▶ **Problem**
Search the material below for the word "Find" and copy every line in which it occurs.

▶ **Given information**

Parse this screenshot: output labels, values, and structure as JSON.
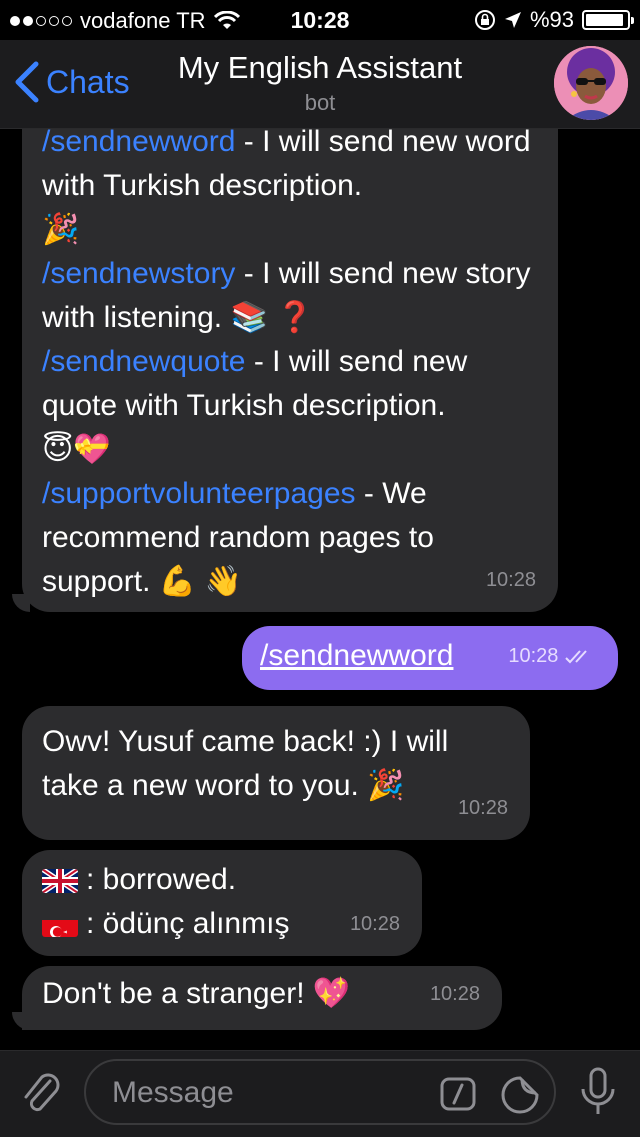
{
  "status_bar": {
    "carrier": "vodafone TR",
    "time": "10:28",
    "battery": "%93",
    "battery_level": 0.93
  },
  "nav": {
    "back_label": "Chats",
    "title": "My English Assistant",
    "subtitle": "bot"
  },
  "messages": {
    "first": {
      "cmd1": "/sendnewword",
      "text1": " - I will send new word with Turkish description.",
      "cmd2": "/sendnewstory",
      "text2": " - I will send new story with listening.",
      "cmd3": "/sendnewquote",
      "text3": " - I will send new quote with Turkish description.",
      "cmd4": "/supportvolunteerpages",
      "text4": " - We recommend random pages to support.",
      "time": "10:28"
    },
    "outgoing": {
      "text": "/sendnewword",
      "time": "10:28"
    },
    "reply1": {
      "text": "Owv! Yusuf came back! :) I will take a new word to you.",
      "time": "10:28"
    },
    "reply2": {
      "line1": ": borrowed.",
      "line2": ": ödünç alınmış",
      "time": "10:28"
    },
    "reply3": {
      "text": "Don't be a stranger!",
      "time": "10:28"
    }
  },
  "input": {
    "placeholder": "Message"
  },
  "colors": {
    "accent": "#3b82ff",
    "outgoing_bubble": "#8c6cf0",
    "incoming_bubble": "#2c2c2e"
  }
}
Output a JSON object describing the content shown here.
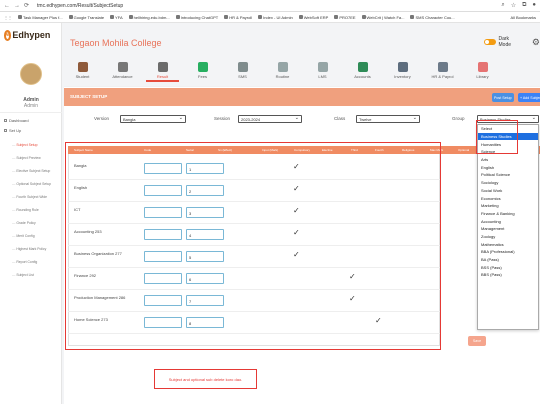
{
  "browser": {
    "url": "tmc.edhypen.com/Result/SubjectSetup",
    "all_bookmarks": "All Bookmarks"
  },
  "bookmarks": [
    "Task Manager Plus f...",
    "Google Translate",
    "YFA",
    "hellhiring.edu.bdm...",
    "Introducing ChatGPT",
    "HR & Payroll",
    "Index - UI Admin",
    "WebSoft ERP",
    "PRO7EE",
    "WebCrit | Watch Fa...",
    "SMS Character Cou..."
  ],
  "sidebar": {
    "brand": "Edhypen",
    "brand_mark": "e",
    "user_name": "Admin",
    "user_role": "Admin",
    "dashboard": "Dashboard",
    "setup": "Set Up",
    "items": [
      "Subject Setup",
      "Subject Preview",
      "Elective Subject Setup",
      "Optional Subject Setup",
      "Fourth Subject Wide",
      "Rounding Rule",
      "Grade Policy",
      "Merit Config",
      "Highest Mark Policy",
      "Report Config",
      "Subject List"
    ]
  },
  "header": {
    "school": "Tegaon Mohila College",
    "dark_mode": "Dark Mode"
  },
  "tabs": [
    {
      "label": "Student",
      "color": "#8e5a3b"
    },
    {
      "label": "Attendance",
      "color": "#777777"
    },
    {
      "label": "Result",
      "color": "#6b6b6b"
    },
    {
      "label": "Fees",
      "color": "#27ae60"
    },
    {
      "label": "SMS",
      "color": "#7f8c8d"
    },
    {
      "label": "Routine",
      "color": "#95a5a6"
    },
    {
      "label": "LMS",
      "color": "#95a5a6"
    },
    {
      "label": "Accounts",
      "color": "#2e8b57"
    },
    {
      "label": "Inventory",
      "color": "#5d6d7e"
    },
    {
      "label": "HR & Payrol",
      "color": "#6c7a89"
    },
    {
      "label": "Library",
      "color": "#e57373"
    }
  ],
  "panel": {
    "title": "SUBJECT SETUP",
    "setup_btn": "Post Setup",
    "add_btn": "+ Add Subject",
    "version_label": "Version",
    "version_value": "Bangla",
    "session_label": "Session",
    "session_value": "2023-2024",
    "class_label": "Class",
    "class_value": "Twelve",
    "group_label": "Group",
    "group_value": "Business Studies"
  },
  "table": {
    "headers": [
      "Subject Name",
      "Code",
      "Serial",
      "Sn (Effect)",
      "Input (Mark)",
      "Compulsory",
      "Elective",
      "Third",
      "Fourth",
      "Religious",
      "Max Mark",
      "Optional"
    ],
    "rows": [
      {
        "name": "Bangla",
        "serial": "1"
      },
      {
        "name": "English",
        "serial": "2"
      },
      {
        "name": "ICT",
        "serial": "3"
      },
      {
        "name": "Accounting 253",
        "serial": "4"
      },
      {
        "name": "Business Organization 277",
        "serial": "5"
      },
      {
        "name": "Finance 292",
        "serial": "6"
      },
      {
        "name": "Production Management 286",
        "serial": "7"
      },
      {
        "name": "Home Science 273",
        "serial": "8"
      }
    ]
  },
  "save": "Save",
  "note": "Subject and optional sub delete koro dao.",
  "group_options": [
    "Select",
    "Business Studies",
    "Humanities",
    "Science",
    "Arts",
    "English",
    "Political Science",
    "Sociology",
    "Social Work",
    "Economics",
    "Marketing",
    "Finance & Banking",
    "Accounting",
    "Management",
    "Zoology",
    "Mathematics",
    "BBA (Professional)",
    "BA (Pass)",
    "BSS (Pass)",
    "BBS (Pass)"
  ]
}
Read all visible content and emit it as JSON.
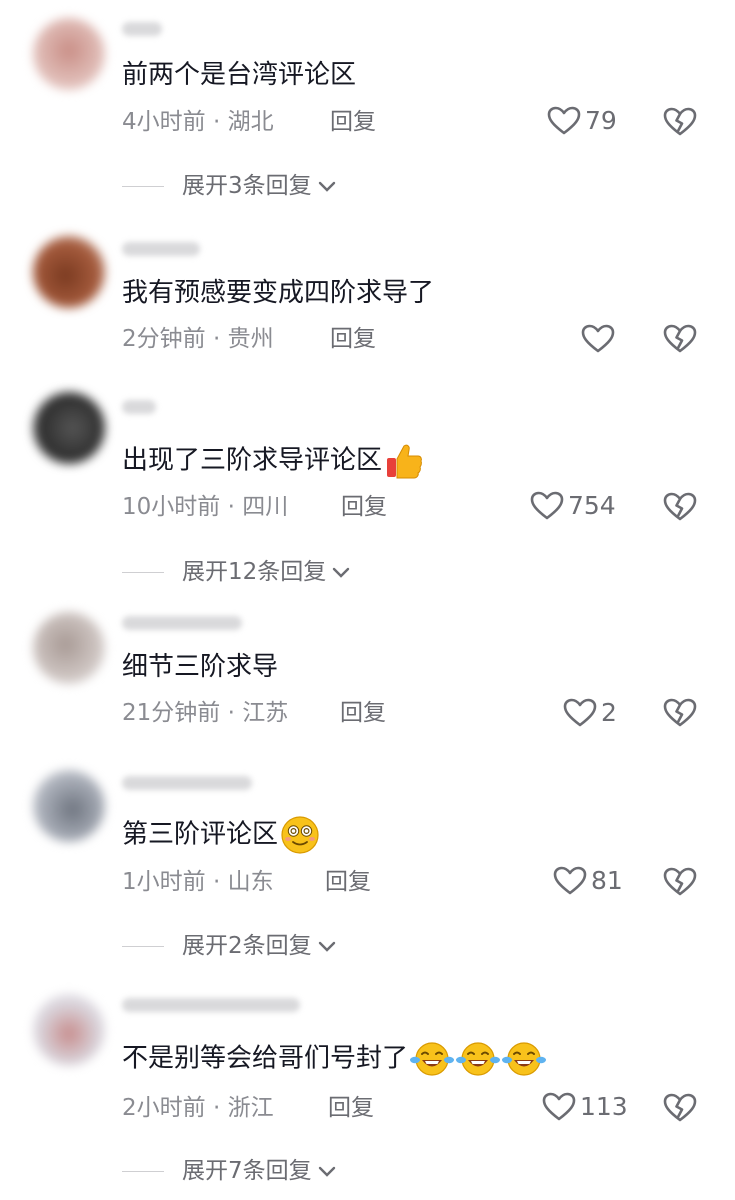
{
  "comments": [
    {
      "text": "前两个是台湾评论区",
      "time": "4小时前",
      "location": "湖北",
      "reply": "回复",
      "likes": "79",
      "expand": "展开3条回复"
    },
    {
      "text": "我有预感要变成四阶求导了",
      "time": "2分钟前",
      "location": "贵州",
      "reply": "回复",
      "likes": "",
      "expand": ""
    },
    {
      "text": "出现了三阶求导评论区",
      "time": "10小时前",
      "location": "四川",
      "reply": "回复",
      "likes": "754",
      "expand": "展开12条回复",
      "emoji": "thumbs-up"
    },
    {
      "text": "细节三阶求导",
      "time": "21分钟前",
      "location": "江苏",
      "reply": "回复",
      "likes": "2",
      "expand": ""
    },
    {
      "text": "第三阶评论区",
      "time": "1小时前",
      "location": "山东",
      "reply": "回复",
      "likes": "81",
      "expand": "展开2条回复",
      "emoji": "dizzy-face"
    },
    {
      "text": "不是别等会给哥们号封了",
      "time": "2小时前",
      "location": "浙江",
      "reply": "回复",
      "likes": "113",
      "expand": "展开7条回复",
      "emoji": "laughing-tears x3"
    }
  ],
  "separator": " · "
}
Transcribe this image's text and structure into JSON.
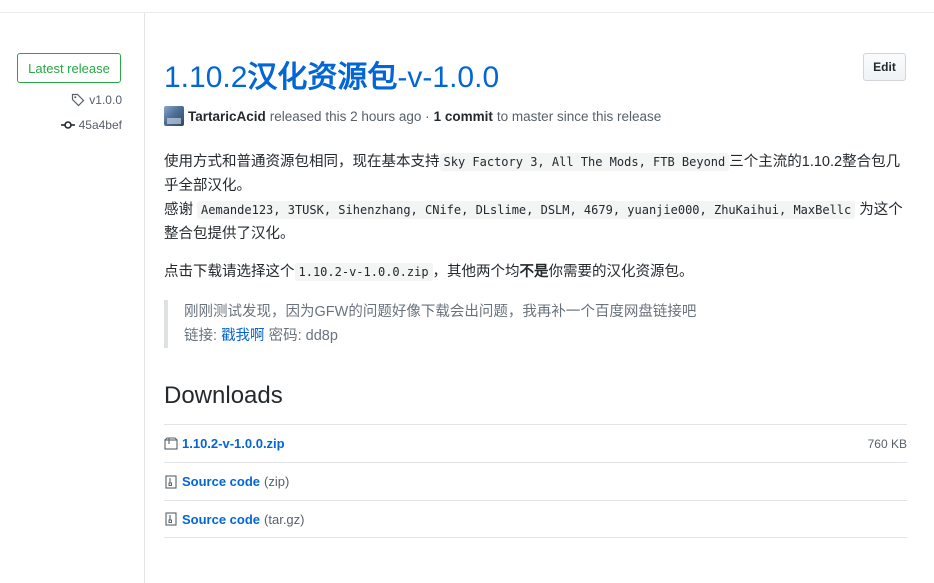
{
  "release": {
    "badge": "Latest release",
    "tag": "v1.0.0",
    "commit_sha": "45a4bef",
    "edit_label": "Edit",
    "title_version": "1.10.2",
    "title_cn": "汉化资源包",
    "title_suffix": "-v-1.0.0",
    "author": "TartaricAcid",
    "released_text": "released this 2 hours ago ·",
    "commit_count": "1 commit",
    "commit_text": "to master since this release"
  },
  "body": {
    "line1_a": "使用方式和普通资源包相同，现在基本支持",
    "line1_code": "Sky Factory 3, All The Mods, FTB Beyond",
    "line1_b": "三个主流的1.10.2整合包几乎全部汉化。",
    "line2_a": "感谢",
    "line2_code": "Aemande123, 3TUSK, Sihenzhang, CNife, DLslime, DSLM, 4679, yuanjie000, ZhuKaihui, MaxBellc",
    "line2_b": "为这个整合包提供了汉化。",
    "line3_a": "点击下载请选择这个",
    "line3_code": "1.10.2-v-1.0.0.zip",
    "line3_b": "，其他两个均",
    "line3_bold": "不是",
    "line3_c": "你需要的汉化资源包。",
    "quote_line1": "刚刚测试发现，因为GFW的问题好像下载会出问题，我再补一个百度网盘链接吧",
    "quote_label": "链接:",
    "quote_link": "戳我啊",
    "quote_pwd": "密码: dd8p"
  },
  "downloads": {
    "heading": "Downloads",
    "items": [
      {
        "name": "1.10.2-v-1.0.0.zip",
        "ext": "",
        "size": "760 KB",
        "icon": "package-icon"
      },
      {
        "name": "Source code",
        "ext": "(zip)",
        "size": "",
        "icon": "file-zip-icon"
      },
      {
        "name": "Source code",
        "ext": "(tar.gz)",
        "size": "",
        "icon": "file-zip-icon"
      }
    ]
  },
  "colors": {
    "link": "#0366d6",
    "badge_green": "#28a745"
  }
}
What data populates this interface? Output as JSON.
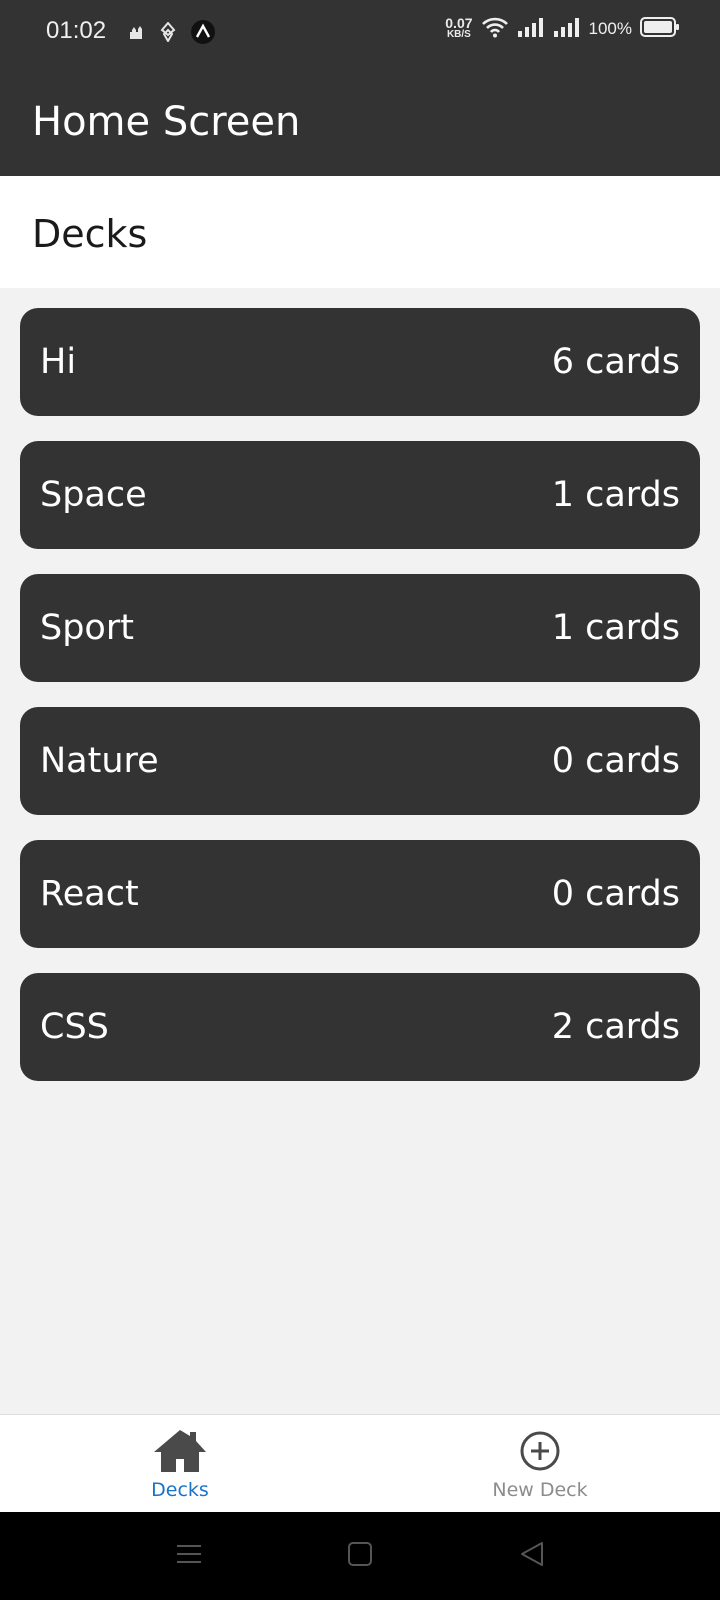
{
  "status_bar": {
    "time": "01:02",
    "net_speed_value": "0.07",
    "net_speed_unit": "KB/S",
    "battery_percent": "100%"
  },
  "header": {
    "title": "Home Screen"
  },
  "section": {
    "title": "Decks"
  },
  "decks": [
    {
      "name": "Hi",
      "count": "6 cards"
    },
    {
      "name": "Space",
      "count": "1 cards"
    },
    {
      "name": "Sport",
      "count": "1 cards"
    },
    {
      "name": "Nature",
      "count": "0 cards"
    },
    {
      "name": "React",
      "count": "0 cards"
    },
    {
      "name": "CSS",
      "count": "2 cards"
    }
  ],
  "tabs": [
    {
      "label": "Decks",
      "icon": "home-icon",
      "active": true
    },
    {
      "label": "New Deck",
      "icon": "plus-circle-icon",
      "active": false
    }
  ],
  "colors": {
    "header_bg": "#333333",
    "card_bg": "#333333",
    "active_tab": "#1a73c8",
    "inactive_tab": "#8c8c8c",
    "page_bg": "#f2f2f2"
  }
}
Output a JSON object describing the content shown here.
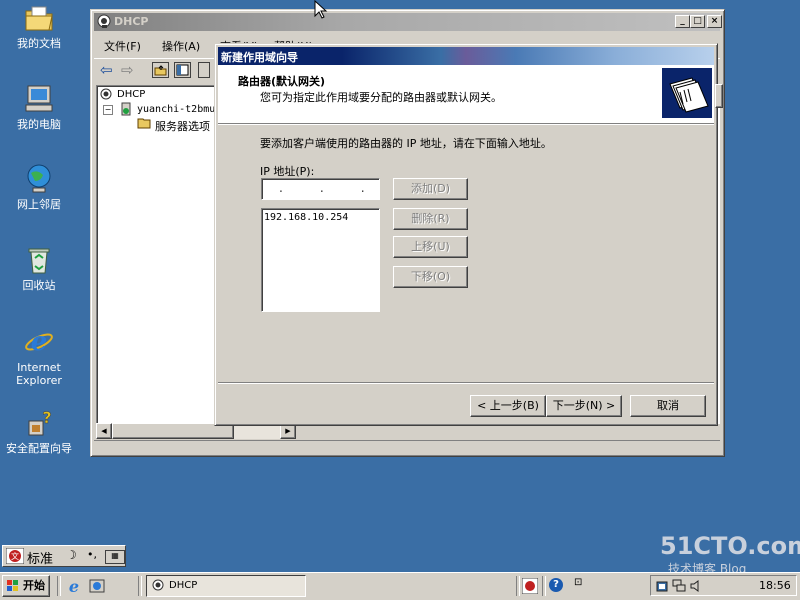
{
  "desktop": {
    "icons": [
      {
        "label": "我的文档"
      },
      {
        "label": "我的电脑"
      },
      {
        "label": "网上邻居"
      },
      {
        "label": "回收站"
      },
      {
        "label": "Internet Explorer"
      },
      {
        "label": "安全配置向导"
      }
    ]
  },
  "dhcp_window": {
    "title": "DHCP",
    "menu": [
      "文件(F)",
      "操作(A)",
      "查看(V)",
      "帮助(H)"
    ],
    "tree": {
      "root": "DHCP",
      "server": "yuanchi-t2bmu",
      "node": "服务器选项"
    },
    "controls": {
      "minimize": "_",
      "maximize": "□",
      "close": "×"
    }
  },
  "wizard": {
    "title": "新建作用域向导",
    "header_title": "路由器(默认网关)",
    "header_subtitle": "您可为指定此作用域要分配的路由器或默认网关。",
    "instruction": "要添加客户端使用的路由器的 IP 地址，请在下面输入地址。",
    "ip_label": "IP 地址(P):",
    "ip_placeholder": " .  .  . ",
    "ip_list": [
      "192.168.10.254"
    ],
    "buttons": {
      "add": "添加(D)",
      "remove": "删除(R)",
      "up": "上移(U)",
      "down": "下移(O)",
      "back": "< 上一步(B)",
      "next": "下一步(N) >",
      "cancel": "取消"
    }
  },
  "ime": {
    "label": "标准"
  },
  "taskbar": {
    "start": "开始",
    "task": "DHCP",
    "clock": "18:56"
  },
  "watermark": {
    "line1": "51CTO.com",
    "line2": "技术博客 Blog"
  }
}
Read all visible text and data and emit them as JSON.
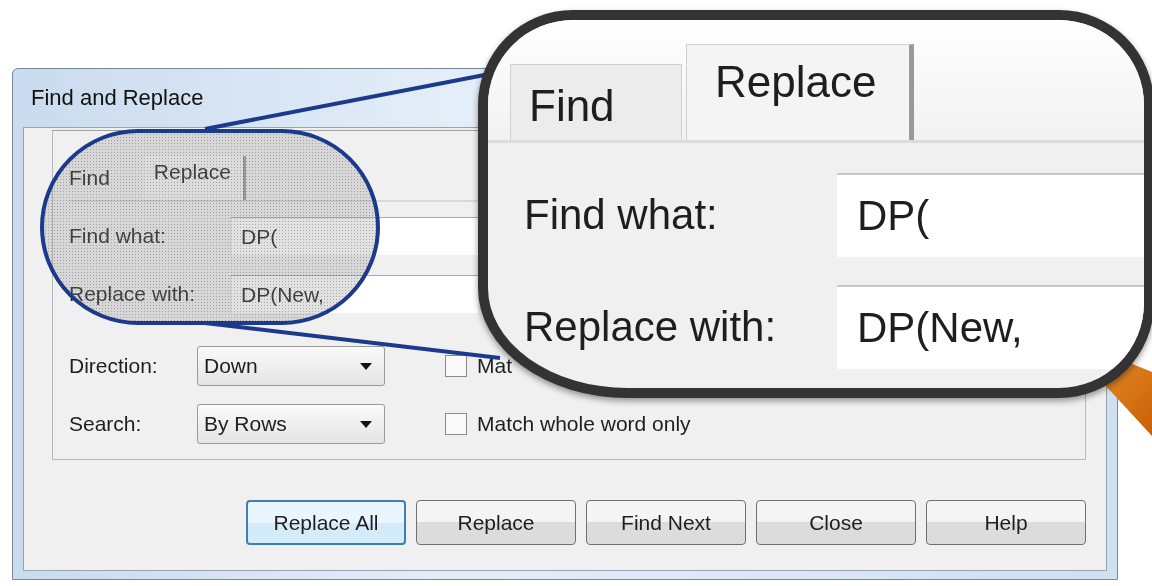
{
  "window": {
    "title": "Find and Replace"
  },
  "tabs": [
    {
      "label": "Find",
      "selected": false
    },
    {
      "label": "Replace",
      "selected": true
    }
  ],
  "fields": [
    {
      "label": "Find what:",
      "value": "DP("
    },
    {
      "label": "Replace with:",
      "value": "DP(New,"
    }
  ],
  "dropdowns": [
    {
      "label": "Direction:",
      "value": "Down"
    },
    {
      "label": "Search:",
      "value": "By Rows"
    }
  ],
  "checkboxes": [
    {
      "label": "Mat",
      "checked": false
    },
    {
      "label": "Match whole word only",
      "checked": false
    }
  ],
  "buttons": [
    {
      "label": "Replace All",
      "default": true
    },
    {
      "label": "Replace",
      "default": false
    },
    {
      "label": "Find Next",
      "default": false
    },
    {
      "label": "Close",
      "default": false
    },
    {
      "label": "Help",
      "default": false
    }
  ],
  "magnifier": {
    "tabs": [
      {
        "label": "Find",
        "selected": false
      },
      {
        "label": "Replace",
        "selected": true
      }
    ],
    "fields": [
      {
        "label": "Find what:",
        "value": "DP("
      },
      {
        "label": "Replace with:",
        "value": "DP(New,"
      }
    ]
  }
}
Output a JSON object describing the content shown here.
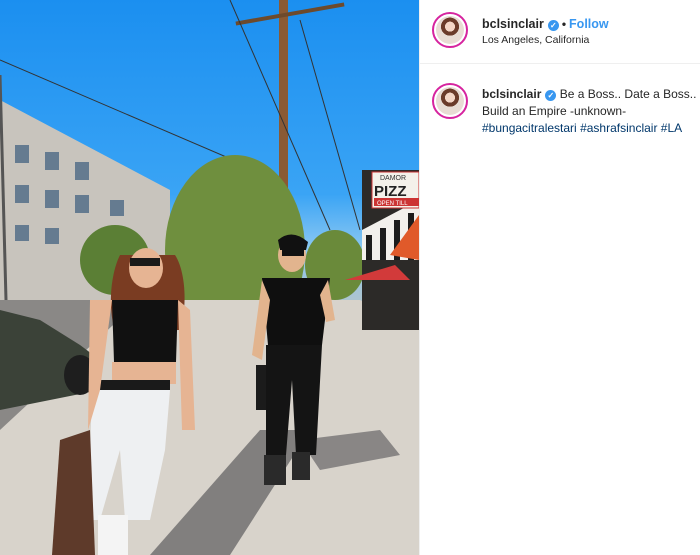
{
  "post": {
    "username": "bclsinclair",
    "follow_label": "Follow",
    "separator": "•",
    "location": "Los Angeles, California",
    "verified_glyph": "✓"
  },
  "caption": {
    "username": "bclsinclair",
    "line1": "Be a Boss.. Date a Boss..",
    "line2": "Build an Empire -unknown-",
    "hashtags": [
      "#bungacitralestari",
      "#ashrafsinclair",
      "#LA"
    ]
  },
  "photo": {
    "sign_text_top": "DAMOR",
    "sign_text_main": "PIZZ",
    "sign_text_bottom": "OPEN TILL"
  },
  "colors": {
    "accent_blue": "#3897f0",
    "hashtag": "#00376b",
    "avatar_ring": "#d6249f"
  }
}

▶ **Finished task**
    "title": "Find and Replace"
      "label": "Find",
      "label": "Find what:",
      "label": "Find Next",
        "label": "Find",
        "label": "Find what:",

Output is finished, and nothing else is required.